▶ **Stated task**
Identify the lines that contain the word "النهار" and copy each one.
[BEGIN Dataset excerpts]
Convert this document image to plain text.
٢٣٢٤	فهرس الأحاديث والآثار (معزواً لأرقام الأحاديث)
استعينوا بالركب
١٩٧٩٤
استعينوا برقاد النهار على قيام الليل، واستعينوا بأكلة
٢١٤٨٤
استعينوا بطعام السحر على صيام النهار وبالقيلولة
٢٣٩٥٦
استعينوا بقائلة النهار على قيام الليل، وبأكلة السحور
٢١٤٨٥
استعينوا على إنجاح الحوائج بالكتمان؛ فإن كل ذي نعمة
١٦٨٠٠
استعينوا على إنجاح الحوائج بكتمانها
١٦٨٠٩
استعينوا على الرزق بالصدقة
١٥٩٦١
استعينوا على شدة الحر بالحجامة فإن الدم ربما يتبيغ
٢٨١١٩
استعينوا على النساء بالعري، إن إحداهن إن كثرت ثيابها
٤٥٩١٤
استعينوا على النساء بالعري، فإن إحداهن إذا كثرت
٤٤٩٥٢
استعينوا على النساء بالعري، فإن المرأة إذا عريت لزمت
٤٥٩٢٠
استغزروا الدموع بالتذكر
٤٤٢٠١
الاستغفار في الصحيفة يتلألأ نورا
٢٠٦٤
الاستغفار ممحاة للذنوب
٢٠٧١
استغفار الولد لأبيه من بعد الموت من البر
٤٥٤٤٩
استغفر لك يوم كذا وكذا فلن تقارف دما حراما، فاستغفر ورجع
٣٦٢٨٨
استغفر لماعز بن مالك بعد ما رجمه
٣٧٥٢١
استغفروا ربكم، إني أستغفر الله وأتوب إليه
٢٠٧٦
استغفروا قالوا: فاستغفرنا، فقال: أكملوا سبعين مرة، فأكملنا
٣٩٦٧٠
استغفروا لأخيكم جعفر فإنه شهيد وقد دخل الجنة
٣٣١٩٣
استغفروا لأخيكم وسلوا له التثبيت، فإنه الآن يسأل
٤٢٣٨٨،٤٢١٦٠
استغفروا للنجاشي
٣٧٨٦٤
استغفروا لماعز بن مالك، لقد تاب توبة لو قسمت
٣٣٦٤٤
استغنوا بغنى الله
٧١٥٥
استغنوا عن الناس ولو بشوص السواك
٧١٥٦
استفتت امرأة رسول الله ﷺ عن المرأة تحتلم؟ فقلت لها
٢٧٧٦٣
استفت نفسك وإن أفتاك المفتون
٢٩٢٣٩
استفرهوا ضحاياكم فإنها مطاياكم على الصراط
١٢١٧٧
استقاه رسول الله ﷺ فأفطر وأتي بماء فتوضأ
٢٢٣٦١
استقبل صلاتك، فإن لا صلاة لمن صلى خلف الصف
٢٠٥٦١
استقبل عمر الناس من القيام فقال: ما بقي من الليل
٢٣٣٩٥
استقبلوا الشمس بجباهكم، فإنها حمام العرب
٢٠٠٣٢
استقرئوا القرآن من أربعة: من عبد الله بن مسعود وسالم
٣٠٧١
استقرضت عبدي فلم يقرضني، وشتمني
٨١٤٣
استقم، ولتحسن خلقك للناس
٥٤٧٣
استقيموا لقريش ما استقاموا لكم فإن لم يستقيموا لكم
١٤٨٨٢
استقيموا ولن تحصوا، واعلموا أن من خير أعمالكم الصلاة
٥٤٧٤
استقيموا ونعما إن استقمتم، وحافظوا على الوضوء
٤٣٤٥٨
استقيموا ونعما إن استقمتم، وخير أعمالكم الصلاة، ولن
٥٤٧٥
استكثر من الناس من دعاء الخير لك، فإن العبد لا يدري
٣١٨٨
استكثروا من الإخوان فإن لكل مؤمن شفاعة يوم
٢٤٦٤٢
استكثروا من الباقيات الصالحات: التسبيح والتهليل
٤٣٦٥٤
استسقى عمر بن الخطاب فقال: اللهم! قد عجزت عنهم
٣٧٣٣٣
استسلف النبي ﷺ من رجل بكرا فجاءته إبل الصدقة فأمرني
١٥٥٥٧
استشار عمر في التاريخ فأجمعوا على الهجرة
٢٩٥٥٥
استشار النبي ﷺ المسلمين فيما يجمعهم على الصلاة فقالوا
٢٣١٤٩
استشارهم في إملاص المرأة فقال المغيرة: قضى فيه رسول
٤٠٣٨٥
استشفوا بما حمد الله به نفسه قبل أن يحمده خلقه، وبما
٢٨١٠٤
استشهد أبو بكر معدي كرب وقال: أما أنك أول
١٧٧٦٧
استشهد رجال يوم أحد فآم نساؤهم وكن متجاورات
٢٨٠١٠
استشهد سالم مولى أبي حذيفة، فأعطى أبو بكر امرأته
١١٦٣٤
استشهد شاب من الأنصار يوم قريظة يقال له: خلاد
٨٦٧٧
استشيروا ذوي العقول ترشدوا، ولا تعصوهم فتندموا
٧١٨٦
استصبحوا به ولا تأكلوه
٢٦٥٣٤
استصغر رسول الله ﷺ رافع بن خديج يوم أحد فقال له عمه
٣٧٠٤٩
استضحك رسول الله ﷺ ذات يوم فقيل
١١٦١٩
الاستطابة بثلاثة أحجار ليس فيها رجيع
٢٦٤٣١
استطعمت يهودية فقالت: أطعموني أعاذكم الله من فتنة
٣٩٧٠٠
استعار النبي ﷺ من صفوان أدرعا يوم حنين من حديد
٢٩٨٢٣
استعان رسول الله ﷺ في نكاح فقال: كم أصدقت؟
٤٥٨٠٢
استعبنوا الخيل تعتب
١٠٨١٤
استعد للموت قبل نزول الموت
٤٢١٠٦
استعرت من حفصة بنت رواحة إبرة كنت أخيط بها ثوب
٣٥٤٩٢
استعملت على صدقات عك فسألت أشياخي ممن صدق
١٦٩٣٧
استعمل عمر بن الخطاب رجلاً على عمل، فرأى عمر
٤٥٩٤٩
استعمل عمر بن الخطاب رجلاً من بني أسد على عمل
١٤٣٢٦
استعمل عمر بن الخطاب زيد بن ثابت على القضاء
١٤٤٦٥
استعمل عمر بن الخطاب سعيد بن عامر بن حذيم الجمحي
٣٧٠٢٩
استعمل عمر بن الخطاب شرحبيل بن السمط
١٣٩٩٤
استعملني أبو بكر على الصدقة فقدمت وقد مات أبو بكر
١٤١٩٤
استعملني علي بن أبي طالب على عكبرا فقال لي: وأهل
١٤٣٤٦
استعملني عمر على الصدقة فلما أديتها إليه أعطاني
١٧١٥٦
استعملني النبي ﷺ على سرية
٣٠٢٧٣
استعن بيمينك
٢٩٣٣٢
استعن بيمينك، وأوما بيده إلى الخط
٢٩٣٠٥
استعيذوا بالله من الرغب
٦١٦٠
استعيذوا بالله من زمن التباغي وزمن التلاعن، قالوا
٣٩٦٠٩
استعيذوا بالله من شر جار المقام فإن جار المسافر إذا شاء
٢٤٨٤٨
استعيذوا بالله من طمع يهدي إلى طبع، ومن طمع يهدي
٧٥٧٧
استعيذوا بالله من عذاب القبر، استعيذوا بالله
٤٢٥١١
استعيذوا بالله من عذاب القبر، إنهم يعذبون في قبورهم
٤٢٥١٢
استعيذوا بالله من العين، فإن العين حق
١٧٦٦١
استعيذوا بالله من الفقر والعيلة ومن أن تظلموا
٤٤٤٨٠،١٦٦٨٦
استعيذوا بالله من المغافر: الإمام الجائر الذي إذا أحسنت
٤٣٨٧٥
[END Dataset excerpts]
▶ **Answer to the problem**
استعينوا برقاد النهار على قيام الليل، واستعينوا بأكلة
استعينوا بطعام السحر على صيام النهار وبالقيلولة
استعينوا بقائلة النهار على قيام الليل، وبأكلة السحور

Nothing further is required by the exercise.